- [AUFGABEN UND ÜBUNGEN]
• 1. Wiederhole aus dem Lesetext wortgetreu den Abschnitt von „Meine Digi ist“ bis einschließlich „(5. Mai 2004)“.
• 2. Zieh aus den Daten jede Zeile heraus, in der die Zeichenfolge „topics“ vorkommt. Groß- und Kleinschreibung ist dabei zu beachten.

- [LESETEXT]
* * * *

Das Sortiment wird dieser Tage noch weiter ausgebaut.

Weiterhin wird die Produktpalette von SHIMANO ständig aufgestockt, angemeldete Boardies finden SHIMANO Produkte auch im Bonuspunkteshop. 

Also reinschauen lohnt sich: 

c ya


Holger


----------



## Thomas9904 (4. Mai 2004)

*AW: 20 % auf alle Einzelposen & Shimano*

Ich kenne die Posen gar nicht:-((
Kennt die jemand??
@ Holger: Schreib mal was dazu!


----------



## BT-Holger (4. Mai 2004)

*AW: 20 % auf alle Einzelposen & Shimano*

@ Thomas,

ich habe Peter Ruprecht und seine Posen vor Jahren auf einer Messe kennengelernt. Hab mir damals ein paar schwere Waggler und Knicklichtposen geholt, die immer noch bei mir im Einsatz sind. Sehr durchdachte Posen von hoher Qualität (flexible Antennen,genaue Gewichtsangaben, vernünftig fest eingepasste Ösen und Wirbel).
Meine Digi ist zur Zeit leider beim Doktor, deswegen habe ich mal einen "Wagglerantennenbiegehandscan" gemacht.

c ya

Holger


----------



## Thomas9904 (5. Mai 2004)

*AW: 20 % auf alle Einzelposen & Shimano*

Stabil scheinen die auf jeden Fall (zumindest antennenmässig) zu sein.


----------

* * * *

- [DIE DATEN]
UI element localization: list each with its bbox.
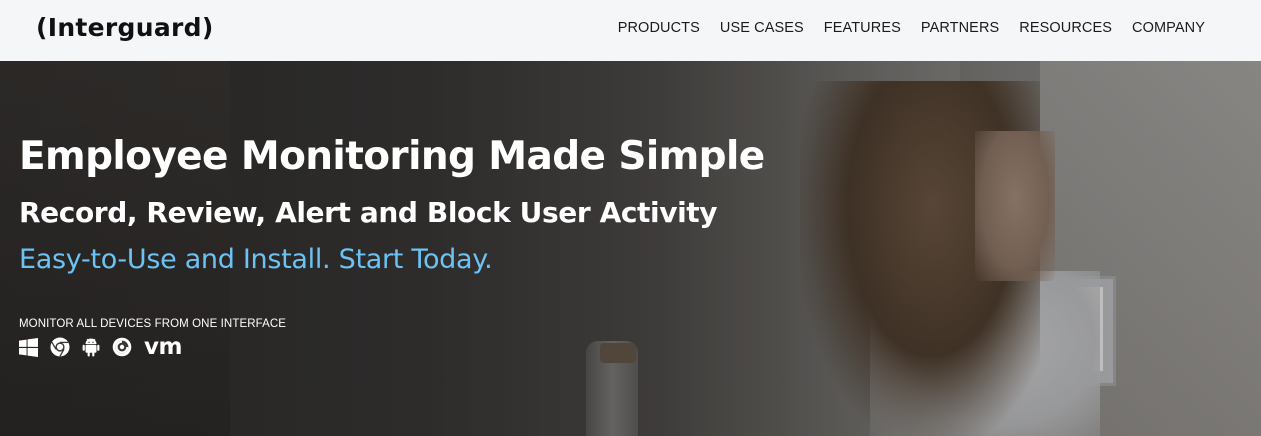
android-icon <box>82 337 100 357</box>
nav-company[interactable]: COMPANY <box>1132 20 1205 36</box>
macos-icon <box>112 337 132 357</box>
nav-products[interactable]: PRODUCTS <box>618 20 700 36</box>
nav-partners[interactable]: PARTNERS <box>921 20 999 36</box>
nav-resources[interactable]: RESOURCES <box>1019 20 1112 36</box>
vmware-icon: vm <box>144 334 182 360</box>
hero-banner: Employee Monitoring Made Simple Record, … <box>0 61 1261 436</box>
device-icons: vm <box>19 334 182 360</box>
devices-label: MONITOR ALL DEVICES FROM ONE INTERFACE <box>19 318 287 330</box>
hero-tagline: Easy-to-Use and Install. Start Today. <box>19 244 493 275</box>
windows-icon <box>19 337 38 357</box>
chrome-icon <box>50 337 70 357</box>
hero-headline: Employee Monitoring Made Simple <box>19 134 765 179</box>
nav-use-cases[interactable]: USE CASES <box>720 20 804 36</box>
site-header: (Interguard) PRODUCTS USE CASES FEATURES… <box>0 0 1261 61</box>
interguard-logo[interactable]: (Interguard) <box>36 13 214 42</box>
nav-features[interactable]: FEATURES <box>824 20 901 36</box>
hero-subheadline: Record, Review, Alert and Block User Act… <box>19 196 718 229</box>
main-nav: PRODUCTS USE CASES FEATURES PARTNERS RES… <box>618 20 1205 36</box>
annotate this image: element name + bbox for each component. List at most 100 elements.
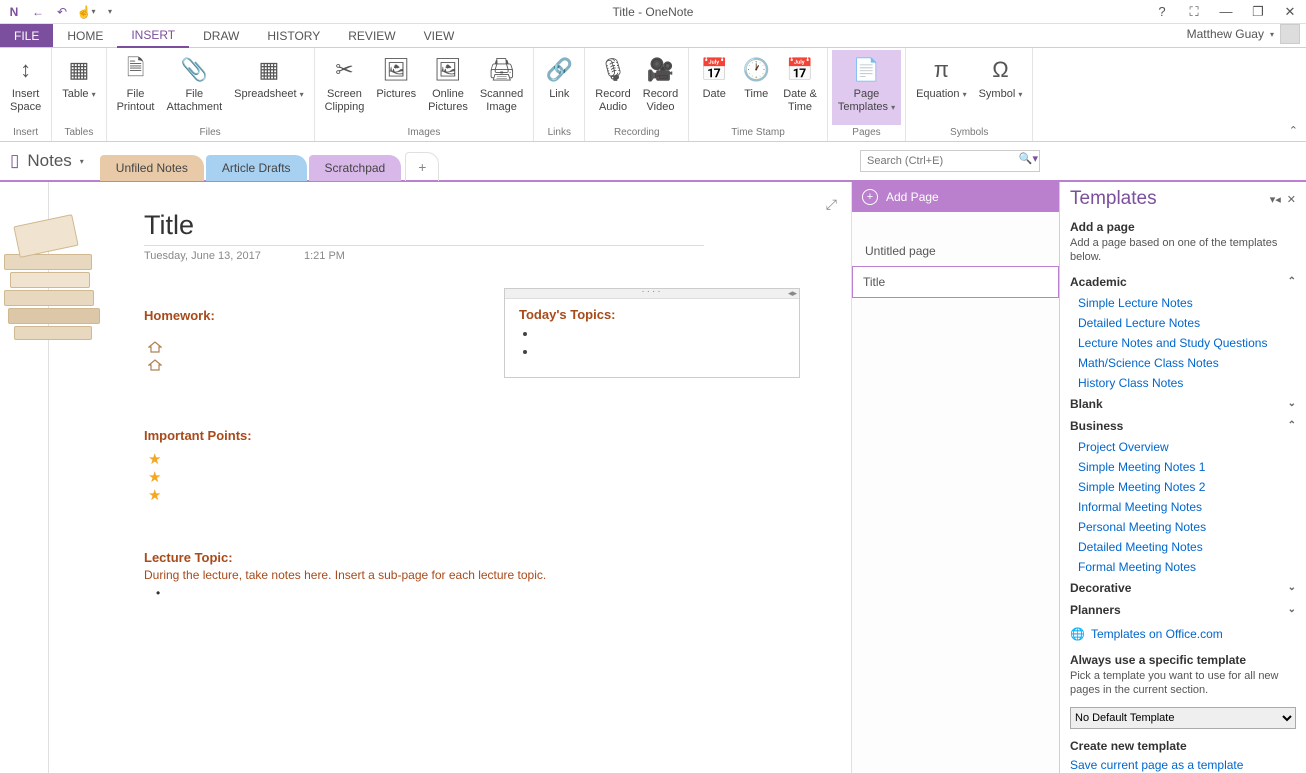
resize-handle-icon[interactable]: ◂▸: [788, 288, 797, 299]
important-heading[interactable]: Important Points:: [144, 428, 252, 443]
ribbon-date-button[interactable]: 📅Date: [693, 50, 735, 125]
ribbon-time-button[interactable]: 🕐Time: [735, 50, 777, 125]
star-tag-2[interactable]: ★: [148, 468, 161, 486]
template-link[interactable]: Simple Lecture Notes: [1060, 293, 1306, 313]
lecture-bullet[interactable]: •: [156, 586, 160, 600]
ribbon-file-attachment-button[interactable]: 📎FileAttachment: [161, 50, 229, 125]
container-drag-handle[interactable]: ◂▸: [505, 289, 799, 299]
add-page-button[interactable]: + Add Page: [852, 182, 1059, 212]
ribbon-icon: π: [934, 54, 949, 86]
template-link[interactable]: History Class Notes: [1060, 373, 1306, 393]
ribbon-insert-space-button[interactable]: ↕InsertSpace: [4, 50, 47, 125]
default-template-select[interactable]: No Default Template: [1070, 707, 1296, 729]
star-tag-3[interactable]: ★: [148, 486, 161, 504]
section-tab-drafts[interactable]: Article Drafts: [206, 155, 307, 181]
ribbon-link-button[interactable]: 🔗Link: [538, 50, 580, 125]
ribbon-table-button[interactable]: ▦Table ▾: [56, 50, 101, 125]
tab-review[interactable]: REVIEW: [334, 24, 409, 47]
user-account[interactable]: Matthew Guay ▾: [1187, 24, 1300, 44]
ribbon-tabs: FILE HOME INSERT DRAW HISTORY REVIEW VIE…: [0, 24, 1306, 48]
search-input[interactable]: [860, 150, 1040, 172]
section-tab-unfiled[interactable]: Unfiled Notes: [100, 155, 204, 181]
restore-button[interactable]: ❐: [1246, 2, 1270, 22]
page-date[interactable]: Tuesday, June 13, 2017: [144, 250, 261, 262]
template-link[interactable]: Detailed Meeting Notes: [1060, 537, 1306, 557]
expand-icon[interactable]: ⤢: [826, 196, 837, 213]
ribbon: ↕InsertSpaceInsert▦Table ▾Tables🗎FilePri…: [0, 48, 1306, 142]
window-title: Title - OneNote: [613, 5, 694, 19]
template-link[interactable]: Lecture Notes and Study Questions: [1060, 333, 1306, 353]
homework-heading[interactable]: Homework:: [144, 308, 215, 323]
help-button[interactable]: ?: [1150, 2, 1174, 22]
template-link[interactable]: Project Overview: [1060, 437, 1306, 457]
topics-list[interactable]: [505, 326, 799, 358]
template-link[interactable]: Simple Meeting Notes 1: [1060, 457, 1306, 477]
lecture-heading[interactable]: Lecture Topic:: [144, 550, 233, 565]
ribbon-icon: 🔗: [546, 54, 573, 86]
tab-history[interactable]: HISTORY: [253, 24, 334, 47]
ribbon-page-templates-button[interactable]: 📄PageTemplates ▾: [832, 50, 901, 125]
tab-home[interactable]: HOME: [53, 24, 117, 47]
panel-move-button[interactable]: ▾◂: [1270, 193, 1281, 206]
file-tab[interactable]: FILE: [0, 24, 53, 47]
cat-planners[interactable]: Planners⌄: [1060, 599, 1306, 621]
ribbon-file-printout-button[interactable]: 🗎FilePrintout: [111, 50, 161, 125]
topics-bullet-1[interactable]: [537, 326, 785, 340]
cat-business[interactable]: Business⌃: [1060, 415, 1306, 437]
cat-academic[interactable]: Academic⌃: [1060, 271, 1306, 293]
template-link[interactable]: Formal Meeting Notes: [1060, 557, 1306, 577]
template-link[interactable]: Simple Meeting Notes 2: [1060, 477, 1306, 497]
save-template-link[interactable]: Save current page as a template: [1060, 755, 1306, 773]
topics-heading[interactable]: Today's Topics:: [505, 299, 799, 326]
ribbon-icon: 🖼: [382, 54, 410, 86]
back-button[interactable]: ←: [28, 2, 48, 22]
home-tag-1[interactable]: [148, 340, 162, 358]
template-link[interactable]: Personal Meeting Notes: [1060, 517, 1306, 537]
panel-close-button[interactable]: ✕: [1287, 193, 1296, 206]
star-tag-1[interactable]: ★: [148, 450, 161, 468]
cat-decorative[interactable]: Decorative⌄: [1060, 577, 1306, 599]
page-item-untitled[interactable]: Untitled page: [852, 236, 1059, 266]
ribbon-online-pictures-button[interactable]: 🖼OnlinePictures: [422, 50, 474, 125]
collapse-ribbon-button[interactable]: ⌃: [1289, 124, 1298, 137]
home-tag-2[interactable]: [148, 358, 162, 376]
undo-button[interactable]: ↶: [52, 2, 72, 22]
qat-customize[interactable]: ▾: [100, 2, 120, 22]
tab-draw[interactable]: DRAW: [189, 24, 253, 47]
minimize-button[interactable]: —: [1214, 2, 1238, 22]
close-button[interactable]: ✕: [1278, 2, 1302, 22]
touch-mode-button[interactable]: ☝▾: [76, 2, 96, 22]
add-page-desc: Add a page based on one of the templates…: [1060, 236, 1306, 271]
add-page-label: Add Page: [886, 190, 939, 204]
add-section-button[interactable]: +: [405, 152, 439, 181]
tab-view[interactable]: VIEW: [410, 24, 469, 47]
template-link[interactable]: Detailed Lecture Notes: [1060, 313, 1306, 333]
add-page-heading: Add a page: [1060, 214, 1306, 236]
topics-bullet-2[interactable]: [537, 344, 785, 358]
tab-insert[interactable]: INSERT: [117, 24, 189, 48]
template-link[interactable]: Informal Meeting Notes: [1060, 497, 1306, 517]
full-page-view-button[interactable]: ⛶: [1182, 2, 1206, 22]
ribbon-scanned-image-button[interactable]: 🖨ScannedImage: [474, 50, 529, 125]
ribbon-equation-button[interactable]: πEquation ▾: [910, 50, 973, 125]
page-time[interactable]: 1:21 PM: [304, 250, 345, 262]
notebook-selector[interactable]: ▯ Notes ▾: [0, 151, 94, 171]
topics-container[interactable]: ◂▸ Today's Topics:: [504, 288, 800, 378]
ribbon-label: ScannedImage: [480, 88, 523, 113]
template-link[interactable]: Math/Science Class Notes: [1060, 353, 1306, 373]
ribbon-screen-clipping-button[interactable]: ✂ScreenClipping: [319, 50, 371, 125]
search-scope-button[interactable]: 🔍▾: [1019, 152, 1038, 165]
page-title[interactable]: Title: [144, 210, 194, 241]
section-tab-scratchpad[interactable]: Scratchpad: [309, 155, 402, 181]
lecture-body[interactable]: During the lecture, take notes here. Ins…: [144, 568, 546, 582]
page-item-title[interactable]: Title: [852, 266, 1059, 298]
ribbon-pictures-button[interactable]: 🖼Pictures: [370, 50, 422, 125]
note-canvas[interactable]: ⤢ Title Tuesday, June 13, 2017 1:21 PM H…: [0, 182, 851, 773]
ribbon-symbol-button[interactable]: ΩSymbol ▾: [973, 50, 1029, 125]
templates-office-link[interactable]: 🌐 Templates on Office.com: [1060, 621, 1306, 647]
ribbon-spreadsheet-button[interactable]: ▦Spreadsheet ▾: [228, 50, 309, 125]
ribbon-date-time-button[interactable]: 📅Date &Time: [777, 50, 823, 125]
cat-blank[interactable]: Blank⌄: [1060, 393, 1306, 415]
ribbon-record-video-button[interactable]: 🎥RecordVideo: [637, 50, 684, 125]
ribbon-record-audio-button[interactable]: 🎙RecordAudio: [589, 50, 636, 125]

* * * *

- [LÖSUNGEN JE AUFGABE]
• 1.
Meine Digi ist zur Zeit leider beim Doktor, deswegen habe ich mal einen "Wagglerantennenbiegehandscan" gemacht.

c ya

Holger


----------



## Thomas9904 (5. Mai 2004)

• 2.
topics-list[interactable]: [505, 326, 799, 358]
topics-bullet-1[interactable]: [537, 326, 785, 340]
topics-heading[interactable]: Today's Topics:: [505, 299, 799, 326]
topics-bullet-2[interactable]: [537, 344, 785, 358]
topics-container[interactable]: ◂▸ Today's Topics:: [504, 288, 800, 378]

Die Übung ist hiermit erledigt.